= Data extract =
▼

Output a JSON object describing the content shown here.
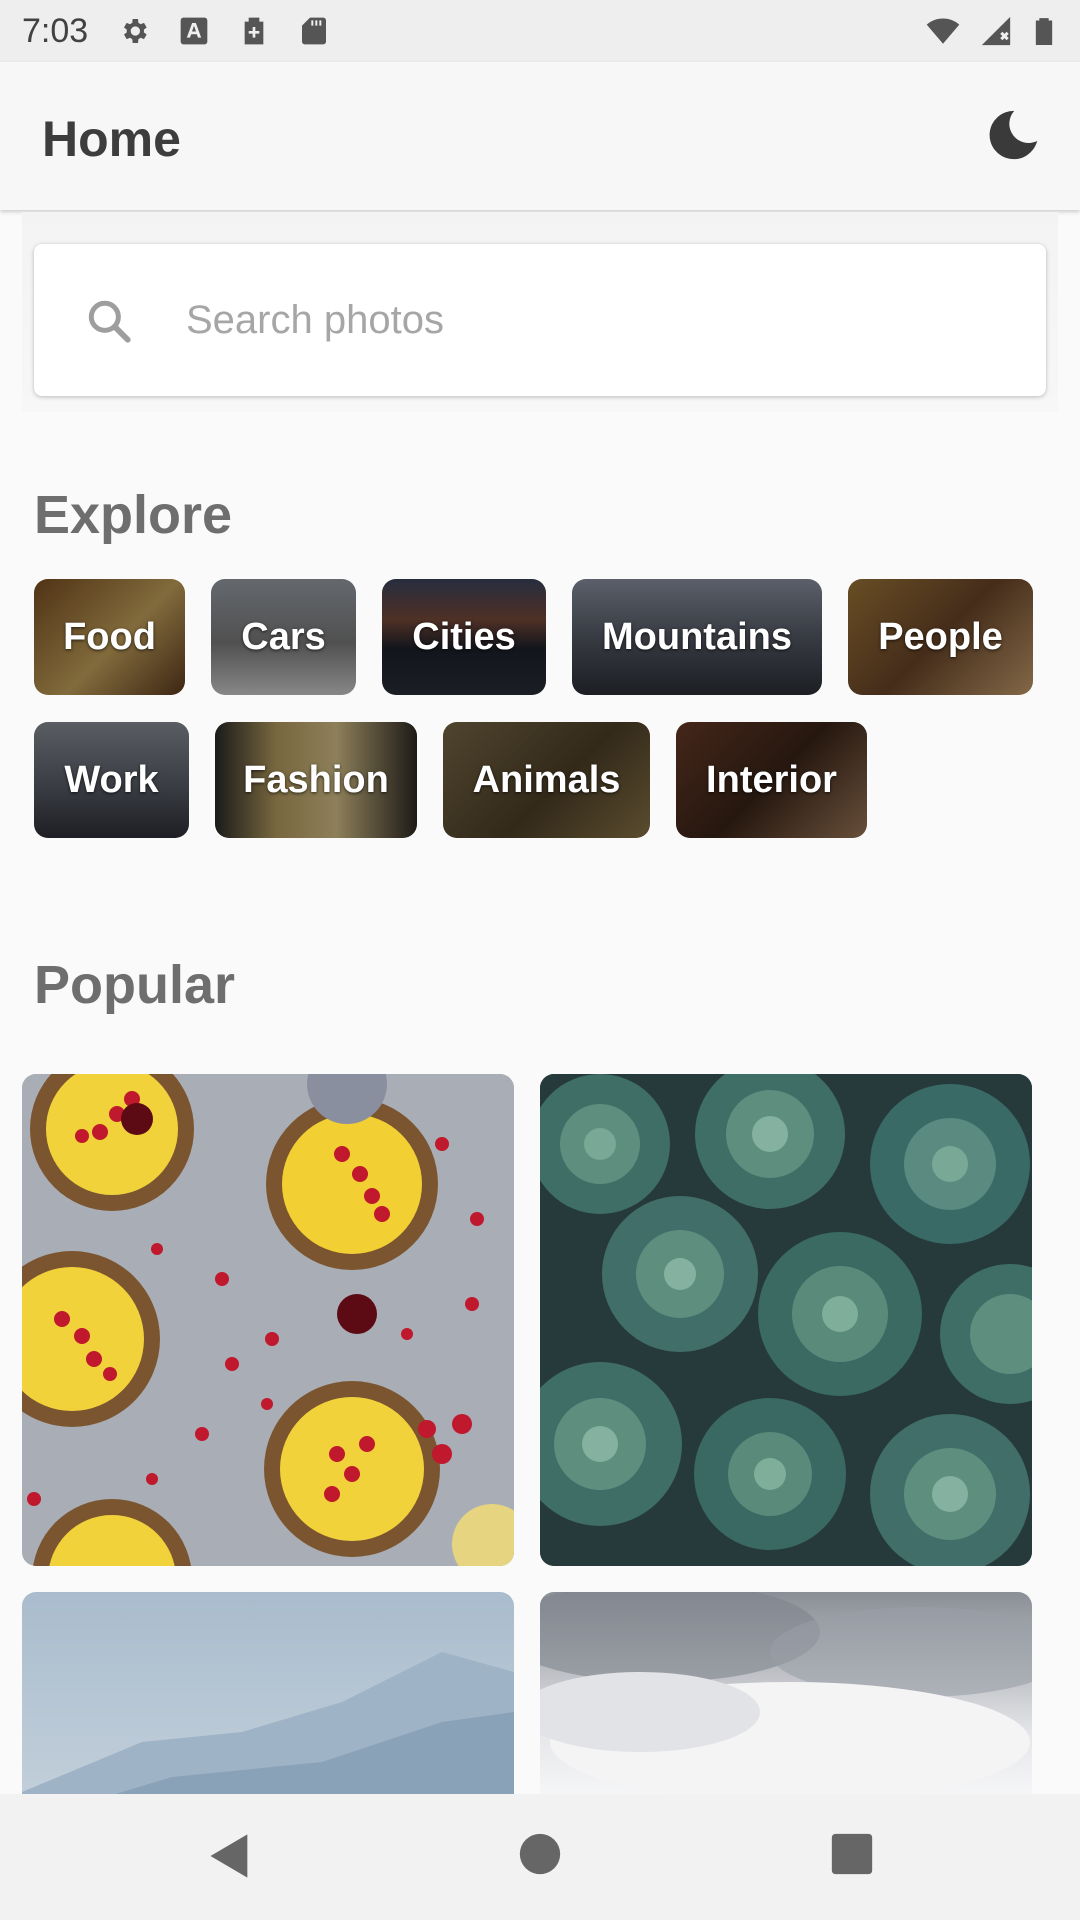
{
  "status_bar": {
    "time": "7:03",
    "icons_left": [
      "settings-icon",
      "font-a-icon",
      "medical-plus-icon",
      "sd-card-icon"
    ],
    "icons_right": [
      "wifi-icon",
      "signal-icon",
      "battery-icon"
    ]
  },
  "app_bar": {
    "title": "Home",
    "action_icon": "moon-icon"
  },
  "search": {
    "placeholder": "Search photos",
    "value": ""
  },
  "explore": {
    "title": "Explore",
    "chips": [
      {
        "label": "Food",
        "color": "#7a5a2e"
      },
      {
        "label": "Cars",
        "color": "#8a8a8a"
      },
      {
        "label": "Cities",
        "color": "#2a3446"
      },
      {
        "label": "Mountains",
        "color": "#5b6170"
      },
      {
        "label": "People",
        "color": "#6b4a2c"
      },
      {
        "label": "Work",
        "color": "#5a5e68"
      },
      {
        "label": "Fashion",
        "color": "#9a8450"
      },
      {
        "label": "Animals",
        "color": "#6f5a3a"
      },
      {
        "label": "Interior",
        "color": "#5a3a2a"
      }
    ]
  },
  "popular": {
    "title": "Popular",
    "photos": [
      {
        "subject": "lemon tarts with red currants",
        "color": "#a9adb4"
      },
      {
        "subject": "succulent plants",
        "color": "#3e5a52"
      },
      {
        "subject": "misty mountains",
        "color": "#b6c6d4"
      },
      {
        "subject": "clouds",
        "color": "#c9cbcf"
      }
    ]
  },
  "nav_bar": {
    "icons": [
      "back-triangle-icon",
      "home-circle-icon",
      "recents-square-icon"
    ]
  }
}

▲

= Goal of the exercise =
Output a faithful copy of the data, with each picture left out.

= Task output =
Output a JSON object describing the content shown here.
{
  "status_bar": {
    "time": "7:03",
    "icons_left": [
      "settings-icon",
      "font-a-icon",
      "medical-plus-icon",
      "sd-card-icon"
    ],
    "icons_right": [
      "wifi-icon",
      "signal-icon",
      "battery-icon"
    ]
  },
  "app_bar": {
    "title": "Home",
    "action_icon": "moon-icon"
  },
  "search": {
    "placeholder": "Search photos",
    "value": ""
  },
  "explore": {
    "title": "Explore",
    "chips": [
      {
        "label": "Food",
        "color": "#7a5a2e"
      },
      {
        "label": "Cars",
        "color": "#8a8a8a"
      },
      {
        "label": "Cities",
        "color": "#2a3446"
      },
      {
        "label": "Mountains",
        "color": "#5b6170"
      },
      {
        "label": "People",
        "color": "#6b4a2c"
      },
      {
        "label": "Work",
        "color": "#5a5e68"
      },
      {
        "label": "Fashion",
        "color": "#9a8450"
      },
      {
        "label": "Animals",
        "color": "#6f5a3a"
      },
      {
        "label": "Interior",
        "color": "#5a3a2a"
      }
    ]
  },
  "popular": {
    "title": "Popular",
    "photos": [
      {
        "subject": "lemon tarts with red currants",
        "color": "#a9adb4"
      },
      {
        "subject": "succulent plants",
        "color": "#3e5a52"
      },
      {
        "subject": "misty mountains",
        "color": "#b6c6d4"
      },
      {
        "subject": "clouds",
        "color": "#c9cbcf"
      }
    ]
  },
  "nav_bar": {
    "icons": [
      "back-triangle-icon",
      "home-circle-icon",
      "recents-square-icon"
    ]
  }
}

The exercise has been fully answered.